Entries provided →
----

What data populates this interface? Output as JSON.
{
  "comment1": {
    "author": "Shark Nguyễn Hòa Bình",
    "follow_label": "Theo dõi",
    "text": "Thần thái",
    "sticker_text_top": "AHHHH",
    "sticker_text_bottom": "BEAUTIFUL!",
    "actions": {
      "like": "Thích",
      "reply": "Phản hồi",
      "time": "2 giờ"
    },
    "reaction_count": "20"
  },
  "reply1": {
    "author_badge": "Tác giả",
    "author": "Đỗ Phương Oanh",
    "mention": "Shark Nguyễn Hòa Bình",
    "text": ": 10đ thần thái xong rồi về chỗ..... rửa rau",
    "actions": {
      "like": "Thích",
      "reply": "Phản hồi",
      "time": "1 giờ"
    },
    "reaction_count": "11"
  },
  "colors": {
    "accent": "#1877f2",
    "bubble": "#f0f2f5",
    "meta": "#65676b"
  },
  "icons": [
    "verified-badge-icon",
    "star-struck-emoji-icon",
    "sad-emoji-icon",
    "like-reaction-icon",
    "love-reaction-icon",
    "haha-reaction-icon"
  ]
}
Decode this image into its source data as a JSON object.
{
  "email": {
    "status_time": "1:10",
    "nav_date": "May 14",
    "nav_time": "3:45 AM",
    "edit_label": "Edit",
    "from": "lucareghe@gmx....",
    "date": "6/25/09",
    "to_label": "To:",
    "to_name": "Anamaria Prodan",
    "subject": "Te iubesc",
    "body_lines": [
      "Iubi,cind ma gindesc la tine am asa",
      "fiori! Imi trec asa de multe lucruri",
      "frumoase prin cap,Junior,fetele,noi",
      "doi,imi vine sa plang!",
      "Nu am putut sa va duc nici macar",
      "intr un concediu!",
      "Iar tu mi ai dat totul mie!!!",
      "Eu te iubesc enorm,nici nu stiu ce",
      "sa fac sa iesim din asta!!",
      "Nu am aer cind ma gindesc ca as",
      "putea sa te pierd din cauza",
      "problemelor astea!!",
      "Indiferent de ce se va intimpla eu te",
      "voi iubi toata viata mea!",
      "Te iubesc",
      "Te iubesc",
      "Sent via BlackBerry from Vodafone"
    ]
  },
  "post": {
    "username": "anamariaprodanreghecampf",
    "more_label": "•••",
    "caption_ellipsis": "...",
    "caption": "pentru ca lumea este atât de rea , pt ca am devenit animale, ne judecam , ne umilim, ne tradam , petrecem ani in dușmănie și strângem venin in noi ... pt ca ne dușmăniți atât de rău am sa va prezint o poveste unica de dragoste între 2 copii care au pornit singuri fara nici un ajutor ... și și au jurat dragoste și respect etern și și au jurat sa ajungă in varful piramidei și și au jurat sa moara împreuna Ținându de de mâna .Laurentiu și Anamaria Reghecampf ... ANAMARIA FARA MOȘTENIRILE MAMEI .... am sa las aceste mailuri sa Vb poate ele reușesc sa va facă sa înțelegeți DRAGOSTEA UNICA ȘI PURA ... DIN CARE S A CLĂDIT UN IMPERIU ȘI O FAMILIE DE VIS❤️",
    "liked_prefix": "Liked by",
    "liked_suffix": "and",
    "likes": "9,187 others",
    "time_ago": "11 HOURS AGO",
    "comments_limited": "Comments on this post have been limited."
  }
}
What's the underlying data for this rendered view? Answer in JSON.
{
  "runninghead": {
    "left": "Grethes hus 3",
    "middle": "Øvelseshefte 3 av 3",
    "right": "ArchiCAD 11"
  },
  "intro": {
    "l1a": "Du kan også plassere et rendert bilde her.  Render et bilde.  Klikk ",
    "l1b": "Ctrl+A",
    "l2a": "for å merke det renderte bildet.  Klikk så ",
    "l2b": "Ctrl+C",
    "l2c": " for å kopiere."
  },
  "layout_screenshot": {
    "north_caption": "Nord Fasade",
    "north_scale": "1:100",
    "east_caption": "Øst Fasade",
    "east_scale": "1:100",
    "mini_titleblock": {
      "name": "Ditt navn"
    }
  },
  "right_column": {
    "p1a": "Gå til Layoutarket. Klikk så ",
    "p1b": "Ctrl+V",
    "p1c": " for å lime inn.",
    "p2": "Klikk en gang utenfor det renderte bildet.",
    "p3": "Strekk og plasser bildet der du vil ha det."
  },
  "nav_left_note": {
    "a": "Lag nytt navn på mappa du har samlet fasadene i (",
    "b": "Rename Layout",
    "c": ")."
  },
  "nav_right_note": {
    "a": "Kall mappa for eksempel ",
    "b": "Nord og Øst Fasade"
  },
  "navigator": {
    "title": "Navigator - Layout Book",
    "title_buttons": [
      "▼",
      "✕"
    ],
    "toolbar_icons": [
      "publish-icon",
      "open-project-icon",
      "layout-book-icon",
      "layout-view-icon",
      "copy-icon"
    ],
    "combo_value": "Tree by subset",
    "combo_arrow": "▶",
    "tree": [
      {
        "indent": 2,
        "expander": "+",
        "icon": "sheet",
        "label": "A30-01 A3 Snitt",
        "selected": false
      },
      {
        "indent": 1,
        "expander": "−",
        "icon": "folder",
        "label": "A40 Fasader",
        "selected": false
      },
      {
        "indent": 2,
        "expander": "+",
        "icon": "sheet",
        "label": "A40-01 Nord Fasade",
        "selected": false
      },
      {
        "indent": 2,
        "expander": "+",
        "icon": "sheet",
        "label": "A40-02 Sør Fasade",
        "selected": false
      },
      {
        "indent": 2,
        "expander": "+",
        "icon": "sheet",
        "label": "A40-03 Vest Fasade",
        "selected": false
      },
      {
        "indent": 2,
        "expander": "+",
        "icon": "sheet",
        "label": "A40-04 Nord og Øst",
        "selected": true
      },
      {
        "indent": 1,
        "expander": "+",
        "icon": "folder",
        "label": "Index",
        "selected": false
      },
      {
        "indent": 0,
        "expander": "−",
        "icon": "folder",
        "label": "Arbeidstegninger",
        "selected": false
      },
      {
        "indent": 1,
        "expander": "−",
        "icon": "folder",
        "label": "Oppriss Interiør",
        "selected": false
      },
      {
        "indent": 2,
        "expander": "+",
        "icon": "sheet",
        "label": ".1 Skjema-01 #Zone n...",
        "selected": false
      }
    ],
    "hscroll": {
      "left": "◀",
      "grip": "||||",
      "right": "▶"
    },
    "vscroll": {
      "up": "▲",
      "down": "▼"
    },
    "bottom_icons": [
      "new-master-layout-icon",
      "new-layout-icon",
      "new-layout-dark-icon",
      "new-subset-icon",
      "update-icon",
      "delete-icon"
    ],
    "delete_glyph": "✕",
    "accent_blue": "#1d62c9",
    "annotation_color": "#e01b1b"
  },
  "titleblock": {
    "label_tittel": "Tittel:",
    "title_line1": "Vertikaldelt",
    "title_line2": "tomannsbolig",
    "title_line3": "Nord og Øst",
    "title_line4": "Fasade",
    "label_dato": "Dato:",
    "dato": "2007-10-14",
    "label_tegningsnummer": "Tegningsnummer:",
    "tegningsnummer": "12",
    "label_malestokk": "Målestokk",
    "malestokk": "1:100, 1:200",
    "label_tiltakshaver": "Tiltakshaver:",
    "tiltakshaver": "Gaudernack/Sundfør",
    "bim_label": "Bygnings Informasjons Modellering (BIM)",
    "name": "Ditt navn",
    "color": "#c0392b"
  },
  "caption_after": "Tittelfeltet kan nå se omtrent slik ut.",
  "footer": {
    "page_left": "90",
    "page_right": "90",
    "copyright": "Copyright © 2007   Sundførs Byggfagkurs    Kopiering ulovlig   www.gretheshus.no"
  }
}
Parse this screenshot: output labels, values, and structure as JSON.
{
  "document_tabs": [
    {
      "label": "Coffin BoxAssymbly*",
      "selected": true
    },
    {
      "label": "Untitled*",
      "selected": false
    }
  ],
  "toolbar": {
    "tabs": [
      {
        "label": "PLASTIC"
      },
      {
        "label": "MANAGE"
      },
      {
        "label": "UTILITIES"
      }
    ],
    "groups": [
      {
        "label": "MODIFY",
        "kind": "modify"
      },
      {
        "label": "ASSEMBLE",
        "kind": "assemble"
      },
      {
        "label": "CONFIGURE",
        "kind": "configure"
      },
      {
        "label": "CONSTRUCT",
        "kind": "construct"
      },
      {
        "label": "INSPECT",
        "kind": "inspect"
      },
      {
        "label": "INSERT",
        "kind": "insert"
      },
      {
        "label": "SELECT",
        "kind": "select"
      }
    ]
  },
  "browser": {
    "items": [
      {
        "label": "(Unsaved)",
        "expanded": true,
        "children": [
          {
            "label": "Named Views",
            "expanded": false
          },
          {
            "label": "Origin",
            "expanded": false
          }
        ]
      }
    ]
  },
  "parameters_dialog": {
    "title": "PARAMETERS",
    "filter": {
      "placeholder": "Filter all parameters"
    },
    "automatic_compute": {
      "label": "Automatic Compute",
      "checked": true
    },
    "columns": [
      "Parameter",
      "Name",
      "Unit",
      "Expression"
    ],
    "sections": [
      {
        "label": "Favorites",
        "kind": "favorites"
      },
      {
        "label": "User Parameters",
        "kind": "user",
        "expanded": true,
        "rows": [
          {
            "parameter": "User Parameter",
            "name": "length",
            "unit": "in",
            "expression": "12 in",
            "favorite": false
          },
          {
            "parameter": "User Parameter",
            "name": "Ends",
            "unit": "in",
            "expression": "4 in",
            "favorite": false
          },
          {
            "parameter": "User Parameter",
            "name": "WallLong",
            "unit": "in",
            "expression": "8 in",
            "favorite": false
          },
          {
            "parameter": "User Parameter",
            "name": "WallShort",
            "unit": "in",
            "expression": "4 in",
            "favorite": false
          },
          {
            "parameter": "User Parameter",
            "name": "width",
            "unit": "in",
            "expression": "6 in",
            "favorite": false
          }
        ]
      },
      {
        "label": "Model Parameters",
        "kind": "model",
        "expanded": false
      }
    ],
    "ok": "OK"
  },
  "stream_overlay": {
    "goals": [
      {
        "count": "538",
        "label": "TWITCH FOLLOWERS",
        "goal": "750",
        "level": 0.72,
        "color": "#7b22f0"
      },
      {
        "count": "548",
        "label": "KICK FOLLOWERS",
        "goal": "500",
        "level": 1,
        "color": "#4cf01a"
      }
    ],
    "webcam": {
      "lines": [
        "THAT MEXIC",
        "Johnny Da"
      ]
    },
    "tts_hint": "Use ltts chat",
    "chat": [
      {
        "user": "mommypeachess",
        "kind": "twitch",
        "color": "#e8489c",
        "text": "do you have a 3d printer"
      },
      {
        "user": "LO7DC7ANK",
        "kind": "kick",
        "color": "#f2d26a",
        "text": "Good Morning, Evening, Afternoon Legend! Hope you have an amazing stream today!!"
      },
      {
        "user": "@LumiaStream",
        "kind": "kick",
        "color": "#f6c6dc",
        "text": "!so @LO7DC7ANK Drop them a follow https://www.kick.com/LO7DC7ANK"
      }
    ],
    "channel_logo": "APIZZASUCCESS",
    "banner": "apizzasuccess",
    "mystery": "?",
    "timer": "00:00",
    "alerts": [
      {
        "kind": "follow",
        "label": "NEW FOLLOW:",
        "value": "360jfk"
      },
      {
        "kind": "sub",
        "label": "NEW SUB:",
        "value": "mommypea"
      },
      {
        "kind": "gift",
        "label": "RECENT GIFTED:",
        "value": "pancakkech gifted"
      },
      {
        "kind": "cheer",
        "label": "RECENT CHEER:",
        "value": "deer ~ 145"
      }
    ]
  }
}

----

Which lines of the data above contain "FOLLOWERS"? Copy each one.

Task response →
        "label": "TWITCH FOLLOWERS",
        "label": "KICK FOLLOWERS",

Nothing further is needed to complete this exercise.